[Dataset items]
==================================================

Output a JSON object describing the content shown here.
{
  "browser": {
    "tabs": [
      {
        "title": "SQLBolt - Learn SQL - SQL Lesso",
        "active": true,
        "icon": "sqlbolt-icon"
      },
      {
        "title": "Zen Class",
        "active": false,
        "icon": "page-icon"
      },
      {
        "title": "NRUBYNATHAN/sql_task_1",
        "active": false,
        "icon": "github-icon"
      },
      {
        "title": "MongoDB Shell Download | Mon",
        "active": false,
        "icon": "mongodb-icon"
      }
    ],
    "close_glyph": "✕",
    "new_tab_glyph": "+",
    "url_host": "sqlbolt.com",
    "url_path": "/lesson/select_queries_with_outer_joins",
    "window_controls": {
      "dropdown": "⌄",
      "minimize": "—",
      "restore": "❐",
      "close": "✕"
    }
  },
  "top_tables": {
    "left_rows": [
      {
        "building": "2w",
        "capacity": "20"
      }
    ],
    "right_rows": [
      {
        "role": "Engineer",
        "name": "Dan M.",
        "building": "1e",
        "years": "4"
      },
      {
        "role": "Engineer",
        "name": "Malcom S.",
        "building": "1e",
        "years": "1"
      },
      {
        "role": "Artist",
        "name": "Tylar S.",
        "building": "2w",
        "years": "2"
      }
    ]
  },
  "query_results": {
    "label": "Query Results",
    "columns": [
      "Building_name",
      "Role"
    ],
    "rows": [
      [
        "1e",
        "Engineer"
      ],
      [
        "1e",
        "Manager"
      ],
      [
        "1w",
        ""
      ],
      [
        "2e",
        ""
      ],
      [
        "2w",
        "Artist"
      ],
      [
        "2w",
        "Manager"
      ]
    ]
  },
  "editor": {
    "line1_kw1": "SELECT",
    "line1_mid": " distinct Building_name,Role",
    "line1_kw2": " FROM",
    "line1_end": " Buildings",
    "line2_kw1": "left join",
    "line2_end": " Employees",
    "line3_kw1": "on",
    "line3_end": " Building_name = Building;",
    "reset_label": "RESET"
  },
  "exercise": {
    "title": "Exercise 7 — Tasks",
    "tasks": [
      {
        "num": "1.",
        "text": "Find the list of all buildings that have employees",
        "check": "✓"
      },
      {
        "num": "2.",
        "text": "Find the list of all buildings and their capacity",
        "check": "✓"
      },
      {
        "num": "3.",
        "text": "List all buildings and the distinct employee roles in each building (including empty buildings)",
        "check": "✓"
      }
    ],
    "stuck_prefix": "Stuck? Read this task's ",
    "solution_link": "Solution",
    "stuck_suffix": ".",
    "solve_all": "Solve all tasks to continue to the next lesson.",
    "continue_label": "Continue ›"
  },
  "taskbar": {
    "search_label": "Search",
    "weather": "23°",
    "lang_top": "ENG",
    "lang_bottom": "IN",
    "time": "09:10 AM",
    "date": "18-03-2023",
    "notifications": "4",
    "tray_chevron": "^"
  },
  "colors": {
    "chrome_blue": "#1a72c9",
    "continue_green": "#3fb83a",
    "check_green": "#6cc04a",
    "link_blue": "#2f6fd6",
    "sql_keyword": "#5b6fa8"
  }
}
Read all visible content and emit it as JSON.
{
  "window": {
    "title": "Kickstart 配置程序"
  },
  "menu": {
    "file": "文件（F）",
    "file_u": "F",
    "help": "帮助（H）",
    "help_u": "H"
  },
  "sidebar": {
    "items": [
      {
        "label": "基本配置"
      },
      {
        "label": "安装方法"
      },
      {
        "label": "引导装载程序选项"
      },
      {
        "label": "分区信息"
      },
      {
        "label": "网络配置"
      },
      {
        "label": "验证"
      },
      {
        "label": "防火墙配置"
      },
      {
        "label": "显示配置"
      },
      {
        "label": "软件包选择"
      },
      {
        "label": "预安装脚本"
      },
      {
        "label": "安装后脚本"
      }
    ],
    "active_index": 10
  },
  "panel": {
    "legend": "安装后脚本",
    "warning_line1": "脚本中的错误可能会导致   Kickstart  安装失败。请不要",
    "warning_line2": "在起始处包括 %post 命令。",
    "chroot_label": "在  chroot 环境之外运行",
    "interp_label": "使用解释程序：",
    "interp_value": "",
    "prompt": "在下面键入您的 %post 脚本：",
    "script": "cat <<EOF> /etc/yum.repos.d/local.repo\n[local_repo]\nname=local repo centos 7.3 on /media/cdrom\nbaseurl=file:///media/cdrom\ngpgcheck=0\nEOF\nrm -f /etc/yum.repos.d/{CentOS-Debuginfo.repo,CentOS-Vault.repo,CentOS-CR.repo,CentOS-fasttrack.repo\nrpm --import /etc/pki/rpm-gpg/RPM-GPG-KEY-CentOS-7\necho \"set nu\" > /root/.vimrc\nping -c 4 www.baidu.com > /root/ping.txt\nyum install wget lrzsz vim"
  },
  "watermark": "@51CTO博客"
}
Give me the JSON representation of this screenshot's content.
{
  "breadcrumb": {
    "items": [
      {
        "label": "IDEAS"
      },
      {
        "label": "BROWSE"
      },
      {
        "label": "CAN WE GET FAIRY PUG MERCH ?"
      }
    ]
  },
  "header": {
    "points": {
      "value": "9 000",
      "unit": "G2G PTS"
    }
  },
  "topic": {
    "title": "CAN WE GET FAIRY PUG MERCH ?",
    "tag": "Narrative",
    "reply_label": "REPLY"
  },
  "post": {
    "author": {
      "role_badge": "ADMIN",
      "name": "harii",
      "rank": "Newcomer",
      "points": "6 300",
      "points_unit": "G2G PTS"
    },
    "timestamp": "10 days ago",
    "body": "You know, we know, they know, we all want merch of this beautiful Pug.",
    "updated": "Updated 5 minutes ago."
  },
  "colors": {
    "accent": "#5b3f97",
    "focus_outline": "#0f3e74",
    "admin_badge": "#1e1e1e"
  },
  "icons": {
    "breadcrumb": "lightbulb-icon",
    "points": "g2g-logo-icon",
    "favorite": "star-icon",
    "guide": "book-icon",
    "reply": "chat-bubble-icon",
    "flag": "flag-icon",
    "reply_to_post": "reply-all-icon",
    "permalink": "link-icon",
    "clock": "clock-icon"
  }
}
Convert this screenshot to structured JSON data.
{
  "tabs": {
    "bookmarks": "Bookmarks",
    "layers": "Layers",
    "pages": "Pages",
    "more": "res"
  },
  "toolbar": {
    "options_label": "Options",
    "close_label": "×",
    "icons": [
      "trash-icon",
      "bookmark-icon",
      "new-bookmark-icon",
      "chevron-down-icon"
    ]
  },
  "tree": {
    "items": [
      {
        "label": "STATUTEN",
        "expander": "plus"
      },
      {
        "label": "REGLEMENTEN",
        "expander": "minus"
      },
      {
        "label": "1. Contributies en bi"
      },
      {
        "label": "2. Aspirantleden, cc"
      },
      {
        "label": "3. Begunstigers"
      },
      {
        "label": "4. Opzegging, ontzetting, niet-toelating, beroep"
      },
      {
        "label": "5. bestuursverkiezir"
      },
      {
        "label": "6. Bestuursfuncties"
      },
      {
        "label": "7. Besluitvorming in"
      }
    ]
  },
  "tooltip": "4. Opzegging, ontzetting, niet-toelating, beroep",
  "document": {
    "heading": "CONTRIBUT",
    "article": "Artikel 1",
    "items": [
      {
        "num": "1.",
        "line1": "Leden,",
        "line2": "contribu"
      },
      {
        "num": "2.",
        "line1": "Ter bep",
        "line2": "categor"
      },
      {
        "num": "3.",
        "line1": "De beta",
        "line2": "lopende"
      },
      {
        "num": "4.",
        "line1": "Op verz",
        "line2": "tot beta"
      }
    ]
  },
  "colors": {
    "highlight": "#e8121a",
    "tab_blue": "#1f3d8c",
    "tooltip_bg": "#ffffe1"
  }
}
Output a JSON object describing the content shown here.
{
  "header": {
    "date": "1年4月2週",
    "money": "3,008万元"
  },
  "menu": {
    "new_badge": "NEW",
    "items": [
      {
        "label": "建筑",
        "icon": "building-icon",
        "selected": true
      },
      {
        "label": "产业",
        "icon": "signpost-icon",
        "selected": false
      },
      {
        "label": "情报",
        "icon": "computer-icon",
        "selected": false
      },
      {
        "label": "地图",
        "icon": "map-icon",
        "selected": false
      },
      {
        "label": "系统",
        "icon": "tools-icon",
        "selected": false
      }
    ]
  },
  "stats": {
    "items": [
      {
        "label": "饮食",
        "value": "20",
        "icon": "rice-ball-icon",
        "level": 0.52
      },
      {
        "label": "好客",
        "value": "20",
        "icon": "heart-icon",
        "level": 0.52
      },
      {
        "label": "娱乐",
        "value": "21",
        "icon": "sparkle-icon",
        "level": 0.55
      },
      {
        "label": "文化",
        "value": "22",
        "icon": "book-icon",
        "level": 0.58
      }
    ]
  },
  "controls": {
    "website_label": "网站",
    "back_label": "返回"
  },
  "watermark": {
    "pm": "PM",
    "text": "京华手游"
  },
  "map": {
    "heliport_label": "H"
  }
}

==================================================

→ Goal of the exercise
Copy each line of the listing that contains the string "content".

→ Exercise solution
Output a JSON object describing the content shown here.
Read all visible content and emit it as JSON.
Give me the JSON representation of this screenshot's content.
Output a JSON object describing the content shown here.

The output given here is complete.